Collection entries:
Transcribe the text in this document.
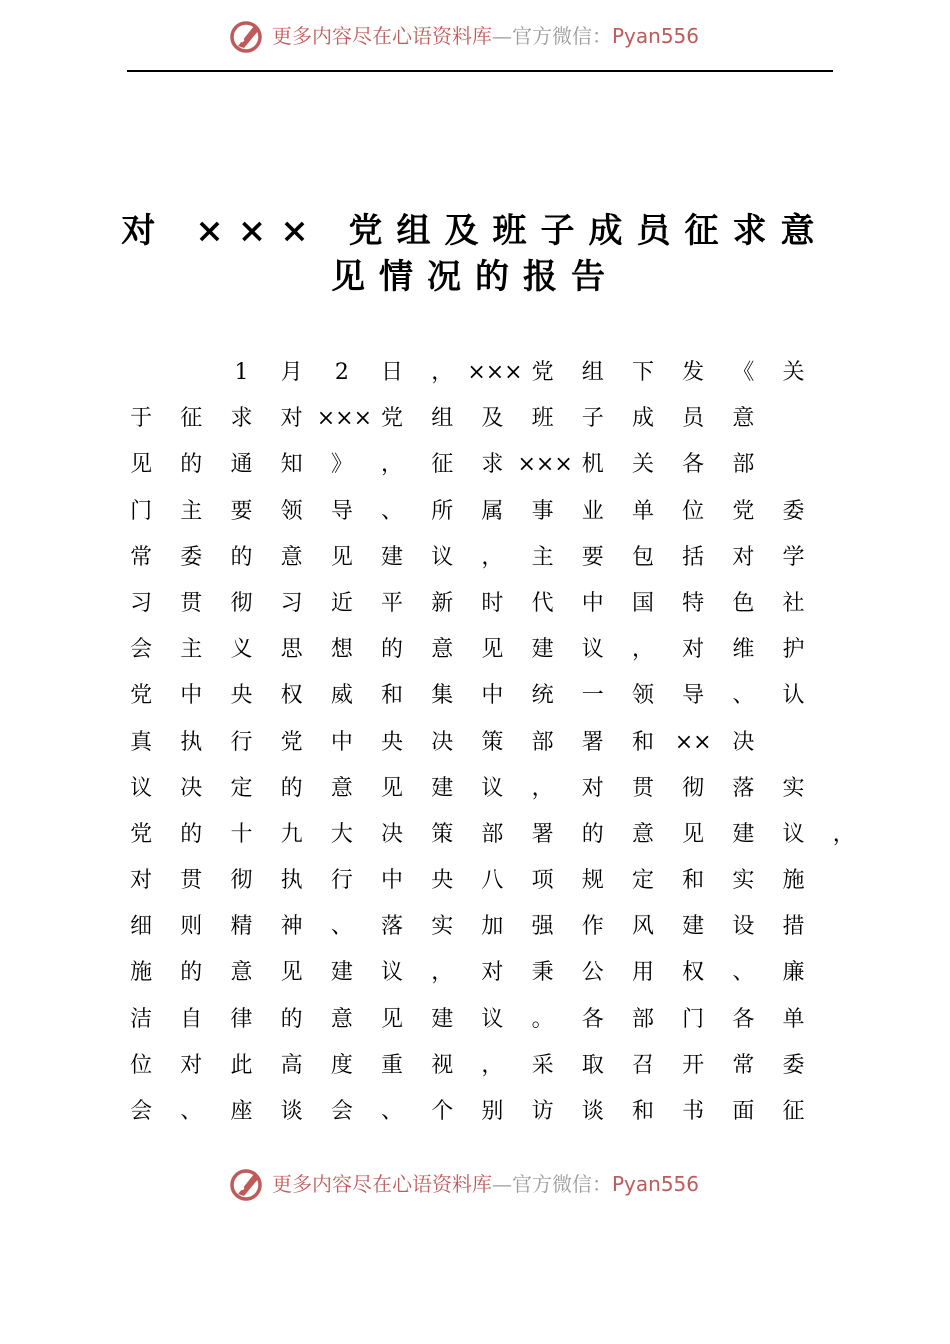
更多内容尽在心语资料库—官方微信：Pyan556
对 ××× 党组及班子成员征求意
见情况的报告
　　1 月 2 日 ， ××× 党 组 下 发 《 关
于 征 求 对 ××× 党 组 及 班 子 成 员 意
见 的 通 知 》 ， 征 求 ××× 机 关 各 部
门 主 要 领 导 、 所 属 事 业 单 位 党 委
常 委 的 意 见 建 议 ， 主 要 包 括 对 学
习 贯 彻 习 近 平 新 时 代 中 国 特 色 社
会 主 义 思 想 的 意 见 建 议 ， 对 维 护
党 中 央 权 威 和 集 中 统 一 领 导 、 认
真 执 行 党 中 央 决 策 部 署 和 ×× 决
议 决 定 的 意 见 建 议 ， 对 贯 彻 落 实
党 的 十 九 大 决 策 部 署 的 意 见 建 议 ，
对 贯 彻 执 行 中 央 八 项 规 定 和 实 施
细 则 精 神 、 落 实 加 强 作 风 建 设 措
施 的 意 见 建 议 ， 对 秉 公 用 权 、 廉
洁 自 律 的 意 见 建 议 。 各 部 门 各 单
位 对 此 高 度 重 视 ， 采 取 召 开 常 委
会 、 座 谈 会 、 个 别 访 谈 和 书 面 征
更多内容尽在心语资料库—官方微信：Pyan556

Exercise
Quote the records above exactly, leaving out any pictures.

Finished answer
Transcribe the text in this document.
更多内容尽在心语资料库—官方微信：Pyan556
对 ××× 党组及班子成员征求意
见情况的报告
　　1 月 2 日 ， ××× 党 组 下 发 《 关
于 征 求 对 ××× 党 组 及 班 子 成 员 意
见 的 通 知 》 ， 征 求 ××× 机 关 各 部
门 主 要 领 导 、 所 属 事 业 单 位 党 委
常 委 的 意 见 建 议 ， 主 要 包 括 对 学
习 贯 彻 习 近 平 新 时 代 中 国 特 色 社
会 主 义 思 想 的 意 见 建 议 ， 对 维 护
党 中 央 权 威 和 集 中 统 一 领 导 、 认
真 执 行 党 中 央 决 策 部 署 和 ×× 决
议 决 定 的 意 见 建 议 ， 对 贯 彻 落 实
党 的 十 九 大 决 策 部 署 的 意 见 建 议 ，
对 贯 彻 执 行 中 央 八 项 规 定 和 实 施
细 则 精 神 、 落 实 加 强 作 风 建 设 措
施 的 意 见 建 议 ， 对 秉 公 用 权 、 廉
洁 自 律 的 意 见 建 议 。 各 部 门 各 单
位 对 此 高 度 重 视 ， 采 取 召 开 常 委
会 、 座 谈 会 、 个 别 访 谈 和 书 面 征
更多内容尽在心语资料库—官方微信：Pyan556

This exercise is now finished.